What to work on: It is required that all of the data be written out exactly.

Figure collection entries:
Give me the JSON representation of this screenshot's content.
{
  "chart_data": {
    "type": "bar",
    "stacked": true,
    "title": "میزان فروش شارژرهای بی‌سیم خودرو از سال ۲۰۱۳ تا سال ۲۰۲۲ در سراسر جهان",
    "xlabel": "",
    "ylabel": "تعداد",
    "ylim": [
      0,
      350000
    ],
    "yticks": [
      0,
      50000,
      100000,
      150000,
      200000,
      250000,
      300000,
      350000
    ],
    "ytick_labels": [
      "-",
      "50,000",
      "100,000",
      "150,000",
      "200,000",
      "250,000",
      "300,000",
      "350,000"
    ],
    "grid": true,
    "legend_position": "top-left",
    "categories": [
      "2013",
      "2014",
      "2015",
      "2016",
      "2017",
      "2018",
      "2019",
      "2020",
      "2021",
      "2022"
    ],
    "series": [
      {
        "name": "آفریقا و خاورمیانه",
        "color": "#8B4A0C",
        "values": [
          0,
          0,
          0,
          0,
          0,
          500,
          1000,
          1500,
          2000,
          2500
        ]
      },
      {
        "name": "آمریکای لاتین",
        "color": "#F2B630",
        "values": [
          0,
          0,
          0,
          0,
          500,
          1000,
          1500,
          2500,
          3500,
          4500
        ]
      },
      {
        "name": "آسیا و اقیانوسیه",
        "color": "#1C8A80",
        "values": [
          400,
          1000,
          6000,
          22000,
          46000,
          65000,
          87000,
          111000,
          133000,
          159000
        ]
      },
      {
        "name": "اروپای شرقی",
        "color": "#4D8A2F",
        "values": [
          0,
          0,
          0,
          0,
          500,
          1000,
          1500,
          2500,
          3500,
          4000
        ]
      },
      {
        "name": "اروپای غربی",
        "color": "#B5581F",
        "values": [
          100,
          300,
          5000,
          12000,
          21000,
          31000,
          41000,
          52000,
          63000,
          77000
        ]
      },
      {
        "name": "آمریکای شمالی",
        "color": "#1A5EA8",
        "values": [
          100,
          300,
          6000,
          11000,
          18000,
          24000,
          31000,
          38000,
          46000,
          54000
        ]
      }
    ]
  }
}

Output below:
Give me the JSON representation of this screenshot's content.
{
  "chart_data": {
    "type": "bar",
    "stacked": true,
    "title": "میزان فروش شارژرهای بی‌سیم خودرو از سال ۲۰۱۳ تا سال ۲۰۲۲ در سراسر جهان",
    "xlabel": "",
    "ylabel": "تعداد",
    "ylim": [
      0,
      350000
    ],
    "yticks": [
      0,
      50000,
      100000,
      150000,
      200000,
      250000,
      300000,
      350000
    ],
    "ytick_labels": [
      "-",
      "50,000",
      "100,000",
      "150,000",
      "200,000",
      "250,000",
      "300,000",
      "350,000"
    ],
    "grid": true,
    "legend_position": "top-left",
    "categories": [
      "2013",
      "2014",
      "2015",
      "2016",
      "2017",
      "2018",
      "2019",
      "2020",
      "2021",
      "2022"
    ],
    "series": [
      {
        "name": "آفریقا و خاورمیانه",
        "color": "#8B4A0C",
        "values": [
          0,
          0,
          0,
          0,
          0,
          500,
          1000,
          1500,
          2000,
          2500
        ]
      },
      {
        "name": "آمریکای لاتین",
        "color": "#F2B630",
        "values": [
          0,
          0,
          0,
          0,
          500,
          1000,
          1500,
          2500,
          3500,
          4500
        ]
      },
      {
        "name": "آسیا و اقیانوسیه",
        "color": "#1C8A80",
        "values": [
          400,
          1000,
          6000,
          22000,
          46000,
          65000,
          87000,
          111000,
          133000,
          159000
        ]
      },
      {
        "name": "اروپای شرقی",
        "color": "#4D8A2F",
        "values": [
          0,
          0,
          0,
          0,
          500,
          1000,
          1500,
          2500,
          3500,
          4000
        ]
      },
      {
        "name": "اروپای غربی",
        "color": "#B5581F",
        "values": [
          100,
          300,
          5000,
          12000,
          21000,
          31000,
          41000,
          52000,
          63000,
          77000
        ]
      },
      {
        "name": "آمریکای شمالی",
        "color": "#1A5EA8",
        "values": [
          100,
          300,
          6000,
          11000,
          18000,
          24000,
          31000,
          38000,
          46000,
          54000
        ]
      }
    ]
  }
}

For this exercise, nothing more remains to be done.